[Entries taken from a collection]
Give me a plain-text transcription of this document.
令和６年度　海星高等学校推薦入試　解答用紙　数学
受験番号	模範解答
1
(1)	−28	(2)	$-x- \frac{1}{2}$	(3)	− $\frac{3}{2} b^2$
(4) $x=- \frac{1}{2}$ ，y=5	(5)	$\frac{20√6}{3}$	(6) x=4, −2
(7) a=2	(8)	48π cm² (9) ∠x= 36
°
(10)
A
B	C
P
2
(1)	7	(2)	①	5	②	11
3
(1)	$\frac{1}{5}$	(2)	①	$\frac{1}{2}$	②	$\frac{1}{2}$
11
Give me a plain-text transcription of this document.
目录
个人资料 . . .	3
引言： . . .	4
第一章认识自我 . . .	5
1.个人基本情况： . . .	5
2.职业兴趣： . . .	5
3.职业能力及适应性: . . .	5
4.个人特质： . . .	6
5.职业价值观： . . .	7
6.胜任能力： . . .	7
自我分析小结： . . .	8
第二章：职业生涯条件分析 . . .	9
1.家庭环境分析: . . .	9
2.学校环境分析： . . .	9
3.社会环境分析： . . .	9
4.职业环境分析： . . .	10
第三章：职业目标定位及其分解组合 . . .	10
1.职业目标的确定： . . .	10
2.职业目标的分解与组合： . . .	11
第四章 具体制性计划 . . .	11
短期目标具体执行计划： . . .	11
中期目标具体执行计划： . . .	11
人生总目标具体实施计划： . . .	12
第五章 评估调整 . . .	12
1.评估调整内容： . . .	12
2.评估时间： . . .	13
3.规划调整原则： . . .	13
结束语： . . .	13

* [Problem description]
Your task is to list each line of the records with the word "frac".

* [Reply]
(1)	−28	(2)	$-x- \frac{1}{2}$	(3)	− $\frac{3}{2} b^2$
(4) $x=- \frac{1}{2}$ ，y=5	(5)	$\frac{20√6}{3}$	(6) x=4, −2
(1)	$\frac{1}{5}$	(2)	①	$\frac{1}{2}$	②	$\frac{1}{2}$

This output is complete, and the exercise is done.